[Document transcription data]
/---

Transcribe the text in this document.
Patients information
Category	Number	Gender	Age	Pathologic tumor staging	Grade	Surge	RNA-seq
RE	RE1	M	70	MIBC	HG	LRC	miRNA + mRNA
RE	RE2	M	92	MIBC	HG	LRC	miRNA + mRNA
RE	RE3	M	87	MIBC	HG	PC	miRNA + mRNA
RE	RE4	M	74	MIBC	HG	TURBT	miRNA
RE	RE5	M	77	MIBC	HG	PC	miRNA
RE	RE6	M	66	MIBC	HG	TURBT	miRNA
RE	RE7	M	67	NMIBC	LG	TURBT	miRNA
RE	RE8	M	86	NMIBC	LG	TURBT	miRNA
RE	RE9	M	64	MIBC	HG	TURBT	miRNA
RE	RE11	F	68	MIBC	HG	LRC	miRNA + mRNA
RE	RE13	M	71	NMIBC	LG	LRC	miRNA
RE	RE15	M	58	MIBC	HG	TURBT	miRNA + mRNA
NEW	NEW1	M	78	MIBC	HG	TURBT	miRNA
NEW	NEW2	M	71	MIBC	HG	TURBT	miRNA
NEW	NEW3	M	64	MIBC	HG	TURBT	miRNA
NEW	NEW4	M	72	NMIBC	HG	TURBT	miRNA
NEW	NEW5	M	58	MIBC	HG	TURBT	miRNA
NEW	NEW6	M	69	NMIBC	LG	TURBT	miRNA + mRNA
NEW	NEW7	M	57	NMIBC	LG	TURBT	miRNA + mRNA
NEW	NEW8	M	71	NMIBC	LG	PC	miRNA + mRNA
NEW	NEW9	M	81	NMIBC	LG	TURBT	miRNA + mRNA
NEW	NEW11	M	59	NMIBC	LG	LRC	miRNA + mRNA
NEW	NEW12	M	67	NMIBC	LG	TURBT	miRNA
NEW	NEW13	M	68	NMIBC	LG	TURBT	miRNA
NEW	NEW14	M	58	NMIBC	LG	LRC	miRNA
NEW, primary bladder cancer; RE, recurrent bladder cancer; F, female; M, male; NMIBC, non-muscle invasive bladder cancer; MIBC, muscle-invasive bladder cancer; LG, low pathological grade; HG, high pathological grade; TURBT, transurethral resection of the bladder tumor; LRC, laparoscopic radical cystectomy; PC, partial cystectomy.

\---

**The problem**
Reproduce all the data word for word.

**Your response**
Transcribe the text in this document.
Patients information
Category	Number	Gender	Age	Pathologic tumor staging	Grade	Surge	RNA-seq
RE	RE1	M	70	MIBC	HG	LRC	miRNA + mRNA
RE	RE2	M	92	MIBC	HG	LRC	miRNA + mRNA
RE	RE3	M	87	MIBC	HG	PC	miRNA + mRNA
RE	RE4	M	74	MIBC	HG	TURBT	miRNA
RE	RE5	M	77	MIBC	HG	PC	miRNA
RE	RE6	M	66	MIBC	HG	TURBT	miRNA
RE	RE7	M	67	NMIBC	LG	TURBT	miRNA
RE	RE8	M	86	NMIBC	LG	TURBT	miRNA
RE	RE9	M	64	MIBC	HG	TURBT	miRNA
RE	RE11	F	68	MIBC	HG	LRC	miRNA + mRNA
RE	RE13	M	71	NMIBC	LG	LRC	miRNA
RE	RE15	M	58	MIBC	HG	TURBT	miRNA + mRNA
NEW	NEW1	M	78	MIBC	HG	TURBT	miRNA
NEW	NEW2	M	71	MIBC	HG	TURBT	miRNA
NEW	NEW3	M	64	MIBC	HG	TURBT	miRNA
NEW	NEW4	M	72	NMIBC	HG	TURBT	miRNA
NEW	NEW5	M	58	MIBC	HG	TURBT	miRNA
NEW	NEW6	M	69	NMIBC	LG	TURBT	miRNA + mRNA
NEW	NEW7	M	57	NMIBC	LG	TURBT	miRNA + mRNA
NEW	NEW8	M	71	NMIBC	LG	PC	miRNA + mRNA
NEW	NEW9	M	81	NMIBC	LG	TURBT	miRNA + mRNA
NEW	NEW11	M	59	NMIBC	LG	LRC	miRNA + mRNA
NEW	NEW12	M	67	NMIBC	LG	TURBT	miRNA
NEW	NEW13	M	68	NMIBC	LG	TURBT	miRNA
NEW	NEW14	M	58	NMIBC	LG	LRC	miRNA
NEW, primary bladder cancer; RE, recurrent bladder cancer; F, female; M, male; NMIBC, non-muscle invasive bladder cancer; MIBC, muscle-invasive bladder cancer; LG, low pathological grade; HG, high pathological grade; TURBT, transurethral resection of the bladder tumor; LRC, laparoscopic radical cystectomy; PC, partial cystectomy.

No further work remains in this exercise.